Give the listing again exactly, omitting its images.

------ EXTRACTED MATERIAL ------

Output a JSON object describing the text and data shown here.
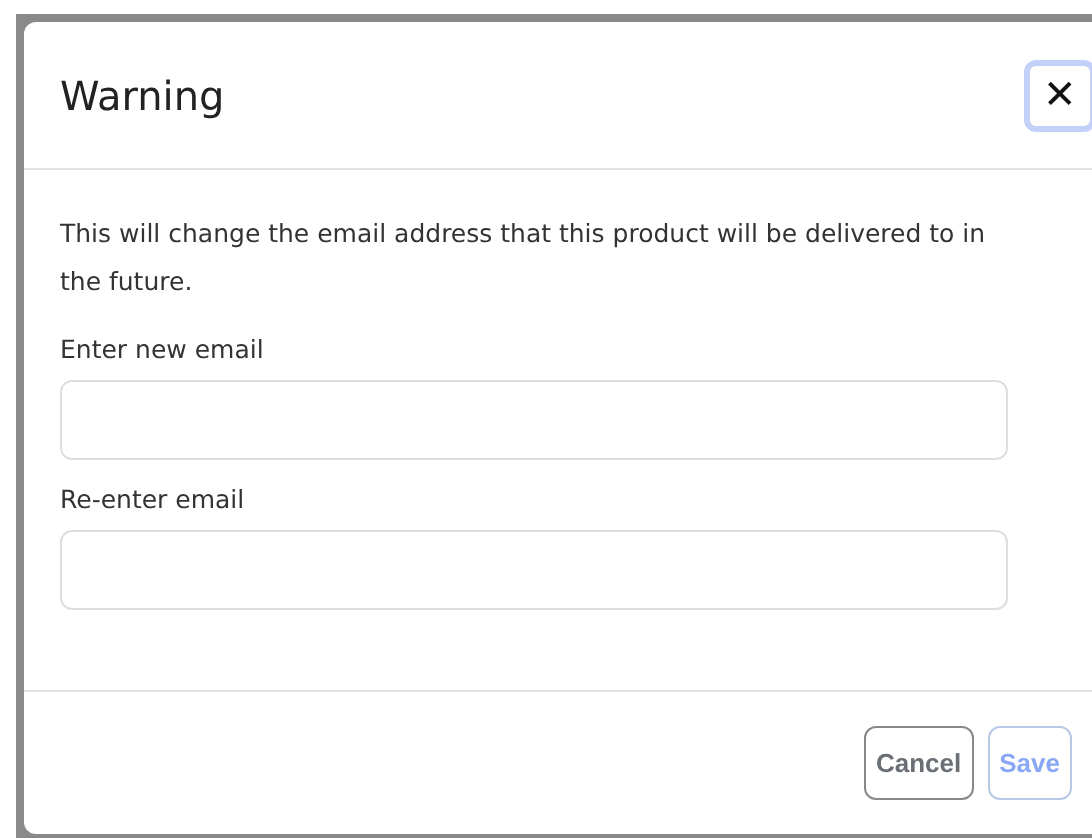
{
  "dialog": {
    "title": "Warning",
    "close": {
      "label": "✕",
      "focused": true
    },
    "message": "This will change the email address that this product will be delivered to in the future.",
    "fields": [
      {
        "label": "Enter new email"
      },
      {
        "label": "Re-enter email"
      }
    ],
    "buttons": [
      {
        "label": "Cancel",
        "kind": "secondary",
        "disabled": false
      },
      {
        "label": "Save",
        "kind": "primary",
        "disabled": true
      }
    ]
  }
}
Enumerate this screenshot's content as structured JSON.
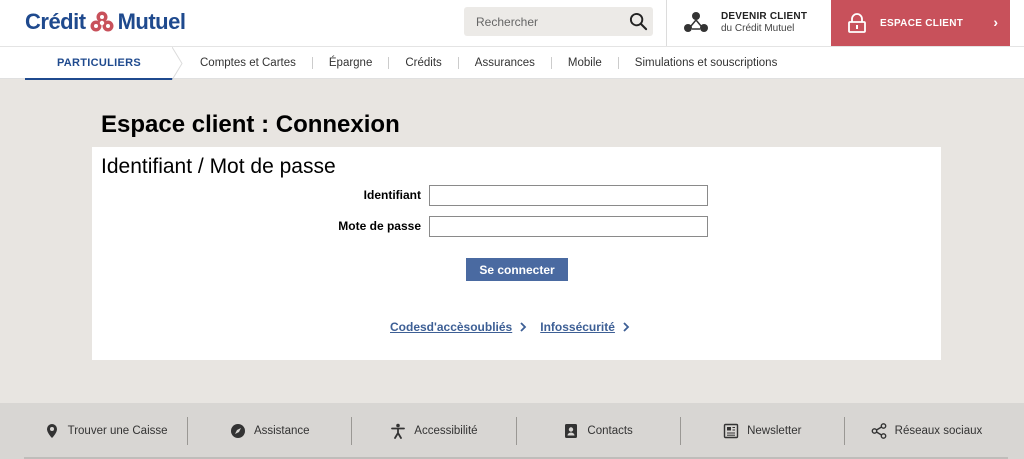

------

§ WRITTEN ANSWER:
Output a JSON object describing the text and data shown here.
{
  "dialog": {
    "title": "Warning",
    "close": {
      "label": "✕",
      "focused": true
    },
    "message": "This will change the email address that this product will be delivered to in the future.",
    "fields": [
      {
        "label": "Enter new email"
      },
      {
        "label": "Re-enter email"
      }
    ],
    "buttons": [
      {
        "label": "Cancel",
        "kind": "secondary",
        "disabled": false
      },
      {
        "label": "Save",
        "kind": "primary",
        "disabled": true
      }
    ]
  }
}
Enumerate this screenshot's content as structured JSON.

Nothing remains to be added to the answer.